Please output the lines shown below exactly as they appear.
────
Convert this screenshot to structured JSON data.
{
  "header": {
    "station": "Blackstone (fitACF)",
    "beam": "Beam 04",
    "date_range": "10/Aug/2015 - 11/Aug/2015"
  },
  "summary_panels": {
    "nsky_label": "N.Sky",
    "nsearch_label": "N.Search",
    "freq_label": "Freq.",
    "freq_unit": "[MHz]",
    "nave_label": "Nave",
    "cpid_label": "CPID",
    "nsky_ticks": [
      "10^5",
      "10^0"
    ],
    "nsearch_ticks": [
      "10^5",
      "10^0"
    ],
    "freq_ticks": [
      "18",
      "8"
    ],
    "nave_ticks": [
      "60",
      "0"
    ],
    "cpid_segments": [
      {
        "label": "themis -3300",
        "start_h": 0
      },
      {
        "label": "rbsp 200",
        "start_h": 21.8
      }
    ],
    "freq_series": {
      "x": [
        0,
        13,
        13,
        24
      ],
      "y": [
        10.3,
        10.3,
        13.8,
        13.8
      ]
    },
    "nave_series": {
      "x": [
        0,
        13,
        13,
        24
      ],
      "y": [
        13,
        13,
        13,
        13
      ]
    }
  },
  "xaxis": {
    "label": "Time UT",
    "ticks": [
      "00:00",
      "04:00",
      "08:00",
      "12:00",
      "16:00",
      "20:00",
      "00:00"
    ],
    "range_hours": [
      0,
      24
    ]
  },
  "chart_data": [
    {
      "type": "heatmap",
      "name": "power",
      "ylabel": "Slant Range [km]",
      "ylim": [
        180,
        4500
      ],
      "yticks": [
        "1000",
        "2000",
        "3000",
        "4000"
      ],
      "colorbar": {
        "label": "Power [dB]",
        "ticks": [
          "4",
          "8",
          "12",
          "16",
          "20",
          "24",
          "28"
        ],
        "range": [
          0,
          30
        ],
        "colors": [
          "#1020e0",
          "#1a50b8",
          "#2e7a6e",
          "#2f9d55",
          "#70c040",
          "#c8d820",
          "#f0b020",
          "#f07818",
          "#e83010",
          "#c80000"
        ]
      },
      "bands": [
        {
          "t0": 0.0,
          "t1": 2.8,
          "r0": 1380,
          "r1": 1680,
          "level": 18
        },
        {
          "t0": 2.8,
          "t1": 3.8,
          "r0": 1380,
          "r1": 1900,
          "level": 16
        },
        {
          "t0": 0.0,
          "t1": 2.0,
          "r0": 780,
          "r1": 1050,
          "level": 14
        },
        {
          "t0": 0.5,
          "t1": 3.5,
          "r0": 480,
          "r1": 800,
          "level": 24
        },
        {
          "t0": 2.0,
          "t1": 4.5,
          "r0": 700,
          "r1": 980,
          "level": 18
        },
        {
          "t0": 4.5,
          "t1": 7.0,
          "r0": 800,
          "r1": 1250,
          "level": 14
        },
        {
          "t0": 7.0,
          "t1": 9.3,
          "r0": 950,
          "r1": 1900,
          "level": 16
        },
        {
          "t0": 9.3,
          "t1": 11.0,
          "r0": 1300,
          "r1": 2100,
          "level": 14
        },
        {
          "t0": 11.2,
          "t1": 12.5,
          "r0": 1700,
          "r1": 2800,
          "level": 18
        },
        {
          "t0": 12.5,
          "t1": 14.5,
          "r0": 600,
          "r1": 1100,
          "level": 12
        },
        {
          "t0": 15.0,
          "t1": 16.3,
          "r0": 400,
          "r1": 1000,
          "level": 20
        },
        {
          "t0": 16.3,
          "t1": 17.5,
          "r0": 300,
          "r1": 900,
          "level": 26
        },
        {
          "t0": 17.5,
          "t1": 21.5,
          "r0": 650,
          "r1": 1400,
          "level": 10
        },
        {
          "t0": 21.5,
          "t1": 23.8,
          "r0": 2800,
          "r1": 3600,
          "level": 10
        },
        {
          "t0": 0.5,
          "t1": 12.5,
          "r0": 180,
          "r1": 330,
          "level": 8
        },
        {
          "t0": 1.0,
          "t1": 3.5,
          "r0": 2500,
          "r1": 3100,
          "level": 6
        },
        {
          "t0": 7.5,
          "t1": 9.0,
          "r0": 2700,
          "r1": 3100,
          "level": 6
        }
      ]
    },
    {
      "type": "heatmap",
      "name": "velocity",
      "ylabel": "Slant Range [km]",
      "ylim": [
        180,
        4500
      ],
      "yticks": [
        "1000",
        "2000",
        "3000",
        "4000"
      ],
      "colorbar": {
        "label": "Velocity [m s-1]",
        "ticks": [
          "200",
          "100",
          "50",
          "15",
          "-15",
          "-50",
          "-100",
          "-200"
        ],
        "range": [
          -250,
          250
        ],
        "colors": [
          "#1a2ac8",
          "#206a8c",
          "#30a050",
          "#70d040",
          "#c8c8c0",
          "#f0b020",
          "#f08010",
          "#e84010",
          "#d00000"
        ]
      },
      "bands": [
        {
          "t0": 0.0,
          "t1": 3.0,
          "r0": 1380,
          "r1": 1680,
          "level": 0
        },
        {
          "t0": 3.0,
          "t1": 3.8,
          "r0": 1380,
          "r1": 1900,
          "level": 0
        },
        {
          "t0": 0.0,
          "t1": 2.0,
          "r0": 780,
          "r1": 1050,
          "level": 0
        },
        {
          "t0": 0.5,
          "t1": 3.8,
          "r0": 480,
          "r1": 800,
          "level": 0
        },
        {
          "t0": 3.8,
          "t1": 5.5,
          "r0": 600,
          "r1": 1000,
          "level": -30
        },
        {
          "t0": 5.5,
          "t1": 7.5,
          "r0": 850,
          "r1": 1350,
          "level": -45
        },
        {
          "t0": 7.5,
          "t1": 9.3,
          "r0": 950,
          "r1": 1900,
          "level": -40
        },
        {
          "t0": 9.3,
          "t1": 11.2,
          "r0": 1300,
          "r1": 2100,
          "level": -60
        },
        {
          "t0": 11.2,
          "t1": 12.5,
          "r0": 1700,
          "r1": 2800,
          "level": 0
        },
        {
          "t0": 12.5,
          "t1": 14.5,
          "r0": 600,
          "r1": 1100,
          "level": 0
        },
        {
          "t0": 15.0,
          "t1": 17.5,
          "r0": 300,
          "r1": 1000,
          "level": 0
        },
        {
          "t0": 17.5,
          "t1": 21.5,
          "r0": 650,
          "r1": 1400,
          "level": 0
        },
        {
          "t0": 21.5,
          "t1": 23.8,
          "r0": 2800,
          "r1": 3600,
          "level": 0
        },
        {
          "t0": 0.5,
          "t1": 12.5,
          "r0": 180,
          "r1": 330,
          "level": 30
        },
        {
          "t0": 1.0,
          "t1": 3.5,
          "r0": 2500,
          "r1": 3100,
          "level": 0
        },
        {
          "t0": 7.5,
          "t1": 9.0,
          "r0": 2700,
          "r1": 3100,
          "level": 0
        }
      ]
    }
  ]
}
────
■ CORRECT RESULT:
Convert this screenshot to structured JSON data.
{
  "header": {
    "station": "Blackstone (fitACF)",
    "beam": "Beam 04",
    "date_range": "10/Aug/2015 - 11/Aug/2015"
  },
  "summary_panels": {
    "nsky_label": "N.Sky",
    "nsearch_label": "N.Search",
    "freq_label": "Freq.",
    "freq_unit": "[MHz]",
    "nave_label": "Nave",
    "cpid_label": "CPID",
    "nsky_ticks": [
      "10^5",
      "10^0"
    ],
    "nsearch_ticks": [
      "10^5",
      "10^0"
    ],
    "freq_ticks": [
      "18",
      "8"
    ],
    "nave_ticks": [
      "60",
      "0"
    ],
    "cpid_segments": [
      {
        "label": "themis -3300",
        "start_h": 0
      },
      {
        "label": "rbsp 200",
        "start_h": 21.8
      }
    ],
    "freq_series": {
      "x": [
        0,
        13,
        13,
        24
      ],
      "y": [
        10.3,
        10.3,
        13.8,
        13.8
      ]
    },
    "nave_series": {
      "x": [
        0,
        13,
        13,
        24
      ],
      "y": [
        13,
        13,
        13,
        13
      ]
    }
  },
  "xaxis": {
    "label": "Time UT",
    "ticks": [
      "00:00",
      "04:00",
      "08:00",
      "12:00",
      "16:00",
      "20:00",
      "00:00"
    ],
    "range_hours": [
      0,
      24
    ]
  },
  "chart_data": [
    {
      "type": "heatmap",
      "name": "power",
      "ylabel": "Slant Range [km]",
      "ylim": [
        180,
        4500
      ],
      "yticks": [
        "1000",
        "2000",
        "3000",
        "4000"
      ],
      "colorbar": {
        "label": "Power [dB]",
        "ticks": [
          "4",
          "8",
          "12",
          "16",
          "20",
          "24",
          "28"
        ],
        "range": [
          0,
          30
        ],
        "colors": [
          "#1020e0",
          "#1a50b8",
          "#2e7a6e",
          "#2f9d55",
          "#70c040",
          "#c8d820",
          "#f0b020",
          "#f07818",
          "#e83010",
          "#c80000"
        ]
      },
      "bands": [
        {
          "t0": 0.0,
          "t1": 2.8,
          "r0": 1380,
          "r1": 1680,
          "level": 18
        },
        {
          "t0": 2.8,
          "t1": 3.8,
          "r0": 1380,
          "r1": 1900,
          "level": 16
        },
        {
          "t0": 0.0,
          "t1": 2.0,
          "r0": 780,
          "r1": 1050,
          "level": 14
        },
        {
          "t0": 0.5,
          "t1": 3.5,
          "r0": 480,
          "r1": 800,
          "level": 24
        },
        {
          "t0": 2.0,
          "t1": 4.5,
          "r0": 700,
          "r1": 980,
          "level": 18
        },
        {
          "t0": 4.5,
          "t1": 7.0,
          "r0": 800,
          "r1": 1250,
          "level": 14
        },
        {
          "t0": 7.0,
          "t1": 9.3,
          "r0": 950,
          "r1": 1900,
          "level": 16
        },
        {
          "t0": 9.3,
          "t1": 11.0,
          "r0": 1300,
          "r1": 2100,
          "level": 14
        },
        {
          "t0": 11.2,
          "t1": 12.5,
          "r0": 1700,
          "r1": 2800,
          "level": 18
        },
        {
          "t0": 12.5,
          "t1": 14.5,
          "r0": 600,
          "r1": 1100,
          "level": 12
        },
        {
          "t0": 15.0,
          "t1": 16.3,
          "r0": 400,
          "r1": 1000,
          "level": 20
        },
        {
          "t0": 16.3,
          "t1": 17.5,
          "r0": 300,
          "r1": 900,
          "level": 26
        },
        {
          "t0": 17.5,
          "t1": 21.5,
          "r0": 650,
          "r1": 1400,
          "level": 10
        },
        {
          "t0": 21.5,
          "t1": 23.8,
          "r0": 2800,
          "r1": 3600,
          "level": 10
        },
        {
          "t0": 0.5,
          "t1": 12.5,
          "r0": 180,
          "r1": 330,
          "level": 8
        },
        {
          "t0": 1.0,
          "t1": 3.5,
          "r0": 2500,
          "r1": 3100,
          "level": 6
        },
        {
          "t0": 7.5,
          "t1": 9.0,
          "r0": 2700,
          "r1": 3100,
          "level": 6
        }
      ]
    },
    {
      "type": "heatmap",
      "name": "velocity",
      "ylabel": "Slant Range [km]",
      "ylim": [
        180,
        4500
      ],
      "yticks": [
        "1000",
        "2000",
        "3000",
        "4000"
      ],
      "colorbar": {
        "label": "Velocity [m s-1]",
        "ticks": [
          "200",
          "100",
          "50",
          "15",
          "-15",
          "-50",
          "-100",
          "-200"
        ],
        "range": [
          -250,
          250
        ],
        "colors": [
          "#1a2ac8",
          "#206a8c",
          "#30a050",
          "#70d040",
          "#c8c8c0",
          "#f0b020",
          "#f08010",
          "#e84010",
          "#d00000"
        ]
      },
      "bands": [
        {
          "t0": 0.0,
          "t1": 3.0,
          "r0": 1380,
          "r1": 1680,
          "level": 0
        },
        {
          "t0": 3.0,
          "t1": 3.8,
          "r0": 1380,
          "r1": 1900,
          "level": 0
        },
        {
          "t0": 0.0,
          "t1": 2.0,
          "r0": 780,
          "r1": 1050,
          "level": 0
        },
        {
          "t0": 0.5,
          "t1": 3.8,
          "r0": 480,
          "r1": 800,
          "level": 0
        },
        {
          "t0": 3.8,
          "t1": 5.5,
          "r0": 600,
          "r1": 1000,
          "level": -30
        },
        {
          "t0": 5.5,
          "t1": 7.5,
          "r0": 850,
          "r1": 1350,
          "level": -45
        },
        {
          "t0": 7.5,
          "t1": 9.3,
          "r0": 950,
          "r1": 1900,
          "level": -40
        },
        {
          "t0": 9.3,
          "t1": 11.2,
          "r0": 1300,
          "r1": 2100,
          "level": -60
        },
        {
          "t0": 11.2,
          "t1": 12.5,
          "r0": 1700,
          "r1": 2800,
          "level": 0
        },
        {
          "t0": 12.5,
          "t1": 14.5,
          "r0": 600,
          "r1": 1100,
          "level": 0
        },
        {
          "t0": 15.0,
          "t1": 17.5,
          "r0": 300,
          "r1": 1000,
          "level": 0
        },
        {
          "t0": 17.5,
          "t1": 21.5,
          "r0": 650,
          "r1": 1400,
          "level": 0
        },
        {
          "t0": 21.5,
          "t1": 23.8,
          "r0": 2800,
          "r1": 3600,
          "level": 0
        },
        {
          "t0": 0.5,
          "t1": 12.5,
          "r0": 180,
          "r1": 330,
          "level": 30
        },
        {
          "t0": 1.0,
          "t1": 3.5,
          "r0": 2500,
          "r1": 3100,
          "level": 0
        },
        {
          "t0": 7.5,
          "t1": 9.0,
          "r0": 2700,
          "r1": 3100,
          "level": 0
        }
      ]
    }
  ]
}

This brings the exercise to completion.